## Listed records
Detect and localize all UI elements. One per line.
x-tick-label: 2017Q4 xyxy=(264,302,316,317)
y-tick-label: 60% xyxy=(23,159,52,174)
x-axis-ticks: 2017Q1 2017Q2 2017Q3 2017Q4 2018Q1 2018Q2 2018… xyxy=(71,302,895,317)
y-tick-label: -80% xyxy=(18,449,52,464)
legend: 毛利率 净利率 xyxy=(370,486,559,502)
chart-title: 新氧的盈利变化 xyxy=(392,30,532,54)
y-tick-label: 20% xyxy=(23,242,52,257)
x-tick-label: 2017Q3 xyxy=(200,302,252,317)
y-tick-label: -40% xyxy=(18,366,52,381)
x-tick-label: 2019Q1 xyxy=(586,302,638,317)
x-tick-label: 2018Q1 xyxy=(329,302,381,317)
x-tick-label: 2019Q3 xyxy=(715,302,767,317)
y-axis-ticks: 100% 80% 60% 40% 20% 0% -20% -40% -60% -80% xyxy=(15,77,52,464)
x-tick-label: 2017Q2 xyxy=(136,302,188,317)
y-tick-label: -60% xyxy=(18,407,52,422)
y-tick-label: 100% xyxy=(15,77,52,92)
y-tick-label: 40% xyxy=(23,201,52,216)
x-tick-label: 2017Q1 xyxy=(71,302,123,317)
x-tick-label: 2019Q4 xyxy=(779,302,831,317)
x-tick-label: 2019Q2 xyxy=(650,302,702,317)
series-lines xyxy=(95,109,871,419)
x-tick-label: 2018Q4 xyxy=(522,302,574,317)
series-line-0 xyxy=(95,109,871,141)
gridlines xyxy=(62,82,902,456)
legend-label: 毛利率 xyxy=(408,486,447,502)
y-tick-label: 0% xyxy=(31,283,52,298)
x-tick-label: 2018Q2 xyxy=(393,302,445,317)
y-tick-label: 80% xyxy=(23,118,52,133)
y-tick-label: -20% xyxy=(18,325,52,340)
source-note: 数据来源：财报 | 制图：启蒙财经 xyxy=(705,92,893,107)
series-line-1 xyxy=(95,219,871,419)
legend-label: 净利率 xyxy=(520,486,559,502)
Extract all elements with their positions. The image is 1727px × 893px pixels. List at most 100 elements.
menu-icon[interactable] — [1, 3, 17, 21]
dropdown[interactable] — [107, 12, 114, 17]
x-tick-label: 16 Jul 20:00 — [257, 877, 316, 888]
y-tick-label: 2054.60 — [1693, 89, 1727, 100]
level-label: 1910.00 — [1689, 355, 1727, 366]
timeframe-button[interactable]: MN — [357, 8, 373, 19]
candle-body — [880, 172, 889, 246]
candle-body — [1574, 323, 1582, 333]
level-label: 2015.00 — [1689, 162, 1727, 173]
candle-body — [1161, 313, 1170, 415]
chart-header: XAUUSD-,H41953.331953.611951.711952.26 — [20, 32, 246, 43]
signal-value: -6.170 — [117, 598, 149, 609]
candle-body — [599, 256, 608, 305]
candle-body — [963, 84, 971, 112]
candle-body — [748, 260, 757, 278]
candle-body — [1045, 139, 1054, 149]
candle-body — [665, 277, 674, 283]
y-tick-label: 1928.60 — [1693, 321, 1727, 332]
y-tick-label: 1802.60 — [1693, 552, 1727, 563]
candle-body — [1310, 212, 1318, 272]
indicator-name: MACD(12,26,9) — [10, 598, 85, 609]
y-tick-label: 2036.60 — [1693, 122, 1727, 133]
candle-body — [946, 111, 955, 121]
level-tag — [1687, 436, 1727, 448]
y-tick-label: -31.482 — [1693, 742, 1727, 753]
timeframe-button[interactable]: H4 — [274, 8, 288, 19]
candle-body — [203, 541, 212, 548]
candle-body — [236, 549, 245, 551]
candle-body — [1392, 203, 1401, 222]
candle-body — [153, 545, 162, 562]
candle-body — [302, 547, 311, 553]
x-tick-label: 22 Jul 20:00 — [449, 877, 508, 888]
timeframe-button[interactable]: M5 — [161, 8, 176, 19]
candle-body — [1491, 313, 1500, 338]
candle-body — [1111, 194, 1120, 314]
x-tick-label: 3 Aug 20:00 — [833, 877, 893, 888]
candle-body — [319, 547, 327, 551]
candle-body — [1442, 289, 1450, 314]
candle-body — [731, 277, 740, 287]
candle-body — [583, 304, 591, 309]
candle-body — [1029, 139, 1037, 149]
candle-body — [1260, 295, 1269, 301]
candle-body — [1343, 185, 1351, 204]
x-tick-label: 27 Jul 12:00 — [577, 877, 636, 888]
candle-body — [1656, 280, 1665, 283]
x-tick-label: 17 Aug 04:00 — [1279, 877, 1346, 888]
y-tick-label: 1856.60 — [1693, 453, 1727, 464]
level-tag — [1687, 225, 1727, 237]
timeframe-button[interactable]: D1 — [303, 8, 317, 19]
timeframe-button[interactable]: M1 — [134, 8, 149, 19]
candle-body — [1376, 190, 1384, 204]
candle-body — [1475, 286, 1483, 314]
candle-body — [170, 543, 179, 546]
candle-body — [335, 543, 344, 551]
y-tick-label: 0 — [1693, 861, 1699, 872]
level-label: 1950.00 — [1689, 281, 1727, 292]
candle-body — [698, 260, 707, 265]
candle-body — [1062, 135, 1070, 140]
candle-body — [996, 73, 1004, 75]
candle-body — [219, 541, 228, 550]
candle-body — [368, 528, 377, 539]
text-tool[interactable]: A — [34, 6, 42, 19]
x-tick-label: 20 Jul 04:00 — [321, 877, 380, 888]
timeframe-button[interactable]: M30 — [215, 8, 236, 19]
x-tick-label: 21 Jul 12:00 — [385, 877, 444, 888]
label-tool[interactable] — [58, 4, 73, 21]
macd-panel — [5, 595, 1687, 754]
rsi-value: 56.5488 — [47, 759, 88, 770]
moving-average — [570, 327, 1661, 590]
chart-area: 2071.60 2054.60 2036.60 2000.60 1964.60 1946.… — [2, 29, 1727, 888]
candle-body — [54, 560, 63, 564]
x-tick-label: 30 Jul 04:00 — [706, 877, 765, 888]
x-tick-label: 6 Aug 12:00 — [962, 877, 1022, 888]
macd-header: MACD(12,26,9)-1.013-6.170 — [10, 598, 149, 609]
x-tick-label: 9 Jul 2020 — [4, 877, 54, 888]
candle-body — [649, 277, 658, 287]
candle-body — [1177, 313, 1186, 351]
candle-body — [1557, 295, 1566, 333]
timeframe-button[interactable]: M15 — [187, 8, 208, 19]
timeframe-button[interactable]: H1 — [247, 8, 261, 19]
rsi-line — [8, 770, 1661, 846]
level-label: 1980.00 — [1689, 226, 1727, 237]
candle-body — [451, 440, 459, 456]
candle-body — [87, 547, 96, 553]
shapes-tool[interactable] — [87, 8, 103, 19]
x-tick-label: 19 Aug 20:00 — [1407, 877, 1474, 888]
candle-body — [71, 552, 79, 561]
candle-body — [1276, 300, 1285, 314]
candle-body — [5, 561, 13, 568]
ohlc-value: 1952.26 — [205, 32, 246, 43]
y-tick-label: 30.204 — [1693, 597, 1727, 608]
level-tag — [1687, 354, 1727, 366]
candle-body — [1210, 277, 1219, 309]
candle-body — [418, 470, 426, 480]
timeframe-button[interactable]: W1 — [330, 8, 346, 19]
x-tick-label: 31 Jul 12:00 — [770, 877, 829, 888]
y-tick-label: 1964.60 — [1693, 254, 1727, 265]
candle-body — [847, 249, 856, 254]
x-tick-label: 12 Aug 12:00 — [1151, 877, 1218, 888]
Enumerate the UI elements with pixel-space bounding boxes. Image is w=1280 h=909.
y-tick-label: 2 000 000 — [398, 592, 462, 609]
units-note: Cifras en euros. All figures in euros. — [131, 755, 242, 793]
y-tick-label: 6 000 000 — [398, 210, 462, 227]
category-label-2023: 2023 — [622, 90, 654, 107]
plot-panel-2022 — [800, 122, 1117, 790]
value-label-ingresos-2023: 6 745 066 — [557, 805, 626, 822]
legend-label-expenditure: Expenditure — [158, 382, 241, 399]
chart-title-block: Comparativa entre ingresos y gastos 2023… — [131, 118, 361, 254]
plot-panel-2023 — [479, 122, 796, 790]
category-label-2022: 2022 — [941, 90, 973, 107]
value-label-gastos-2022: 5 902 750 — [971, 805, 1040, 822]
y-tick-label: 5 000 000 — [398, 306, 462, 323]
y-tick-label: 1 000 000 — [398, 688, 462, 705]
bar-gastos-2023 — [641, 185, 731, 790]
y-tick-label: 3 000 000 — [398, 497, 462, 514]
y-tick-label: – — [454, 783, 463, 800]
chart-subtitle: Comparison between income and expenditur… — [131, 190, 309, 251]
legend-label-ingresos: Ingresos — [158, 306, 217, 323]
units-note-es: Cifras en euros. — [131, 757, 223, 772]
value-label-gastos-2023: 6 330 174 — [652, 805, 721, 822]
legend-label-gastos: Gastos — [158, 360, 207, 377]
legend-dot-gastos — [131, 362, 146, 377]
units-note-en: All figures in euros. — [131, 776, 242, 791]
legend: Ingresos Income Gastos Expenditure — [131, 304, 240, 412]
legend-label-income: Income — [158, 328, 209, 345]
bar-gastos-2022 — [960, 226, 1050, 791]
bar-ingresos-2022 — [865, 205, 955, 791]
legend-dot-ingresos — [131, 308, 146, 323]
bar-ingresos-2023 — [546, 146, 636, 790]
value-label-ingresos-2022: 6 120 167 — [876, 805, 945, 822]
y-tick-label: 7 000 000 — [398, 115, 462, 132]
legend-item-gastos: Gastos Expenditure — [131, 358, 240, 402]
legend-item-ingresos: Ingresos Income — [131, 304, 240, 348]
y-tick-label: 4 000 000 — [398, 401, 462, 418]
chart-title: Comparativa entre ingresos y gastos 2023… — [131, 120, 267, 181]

## Task brief
Copy the stretch of items above from the beginning through the line containing "y-axis-ticks: 100% 80%", substituting "x-axis-label" for "x-tick-label" throughout and leaving everything else unchanged.

## Full output
Detect and localize all UI elements. One per line.
x-axis-label: 2017Q4 xyxy=(264,302,316,317)
y-tick-label: 60% xyxy=(23,159,52,174)
x-axis-ticks: 2017Q1 2017Q2 2017Q3 2017Q4 2018Q1 2018Q2 2018… xyxy=(71,302,895,317)
y-tick-label: -80% xyxy=(18,449,52,464)
legend: 毛利率 净利率 xyxy=(370,486,559,502)
chart-title: 新氧的盈利变化 xyxy=(392,30,532,54)
y-tick-label: 20% xyxy=(23,242,52,257)
x-axis-label: 2017Q3 xyxy=(200,302,252,317)
y-tick-label: -40% xyxy=(18,366,52,381)
x-axis-label: 2019Q1 xyxy=(586,302,638,317)
x-axis-label: 2018Q1 xyxy=(329,302,381,317)
x-axis-label: 2019Q3 xyxy=(715,302,767,317)
y-axis-ticks: 100% 80% 60% 40% 20% 0% -20% -40% -60% -80% xyxy=(15,77,52,464)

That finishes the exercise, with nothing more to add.